Rewrite the text about Digital Domain starting with "Textor wore an" and going on through "St. Lucie studios.", swapping "blazer" for "jacket".

* _Given text_:
+++

The city had hired a private investigation firm to run public-records searches on Textor, Teaford, Sims, and BabyUniverse. It also contracted a California entertainment lawyer, Steven Beer, for $15,000 to review the company. He produced a glowing report.
"There was not one statement in there that had anything to do with financing," Domino fumes. "They hired some frickin' entertainment lawyer."
The film school in West Palm Beach was slated to open in 2012 in temporary quarters while construction began on a shiny new 300,000-square-foot building. As part of the welcoming brigade for Textor and his crew, city officials hired kids and a teacher from a digital video after-school program to make a documentary about Digital Domain.
Textor wore an open-collared paisley shirt and a dark blazer to an interview that the students filmed. In it, he told the youngsters just what they wanted to hear, suggesting they could have wonderful futures in film. "I'm not sure why we have such difficulty getting parents to support their kids' dreams," he said.
At another point, he said, "One of the toughest things is to come back to your hometown, where everybody's watching. Some are rooting for you; others are rooting against you, hoping you fail."
By the end of the interview, Andrew Spence, a 21-year-old West Palm native, thought Textor was "the coolest guy ever" and decided to apply to the Digital Domain Institute's four-year film degree program.
Dwayne Taylor, the teacher, was equally impressed with Textor's promise to employ the top 10 percent of the institute's class at the new Port St. Lucie studios.
"He sold me," Taylor says. "There's no doubt about it."
But even with the government grants and freebies, Digital Domain was spending more than it brought in. In 2011, it hired hundreds of employees, including Disney veterans, to work in Port St. Lucie. Its first film as part of the company's Pixar-like reinvention was underway: The Legend of Tembo, an animated feature about an African war elephant trying to return home. Success was not assured, though: The film didn't have a distributor yet, and no major celebrities were signed on for voice-overs.

+++

* _Information provided_:

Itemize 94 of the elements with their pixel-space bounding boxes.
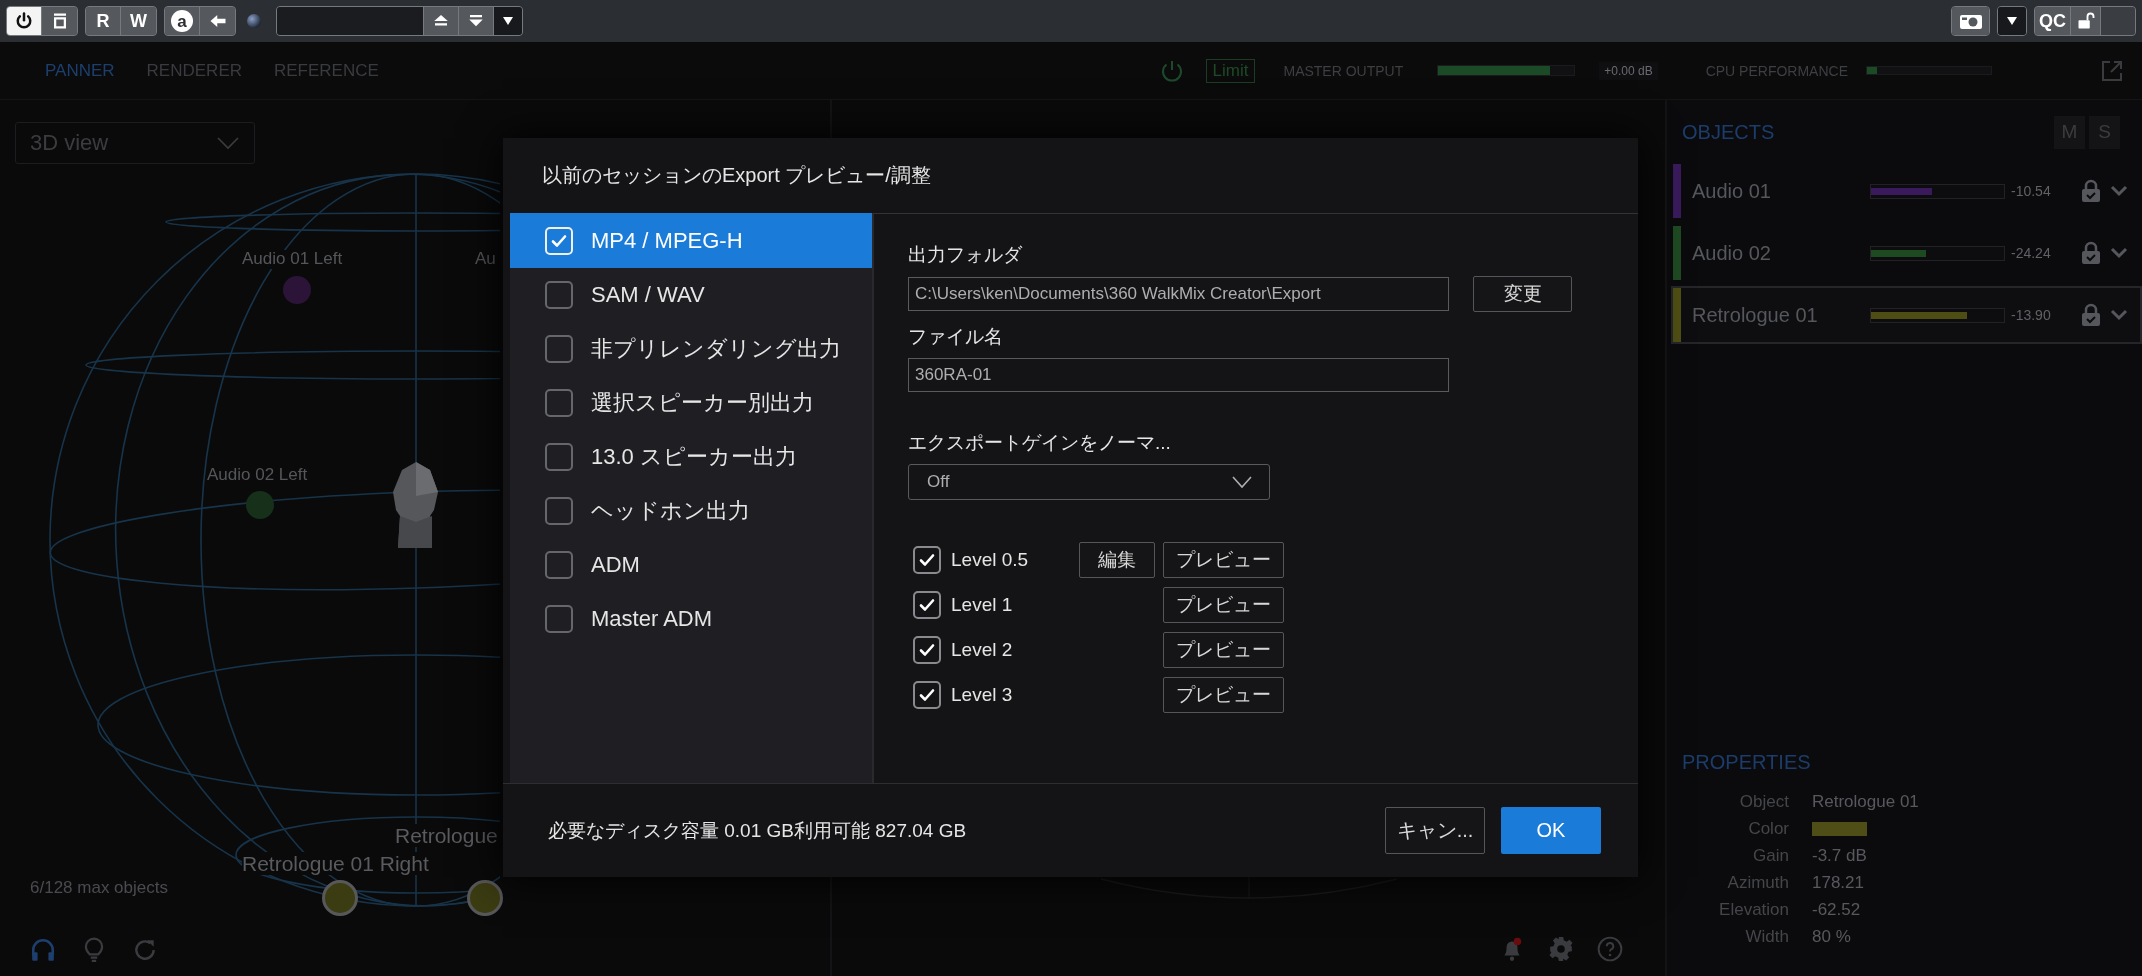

+++

* _Completed exercise_:
Textor wore an open-collared paisley shirt and a dark jacket to an interview that the students filmed. In it, he told the youngsters just what they wanted to hear, suggesting they could have wonderful futures in film. "I'm not sure why we have such difficulty getting parents to support their kids' dreams," he said.
At another point, he said, "One of the toughest things is to come back to your hometown, where everybody's watching. Some are rooting for you; others are rooting against you, hoping you fail."
By the end of the interview, Andrew Spence, a 21-year-old West Palm native, thought Textor was "the coolest guy ever" and decided to apply to the Digital Domain Institute's four-year film degree program.
Dwayne Taylor, the teacher, was equally impressed with Textor's promise to employ the top 10 percent of the institute's class at the new Port St. Lucie studios.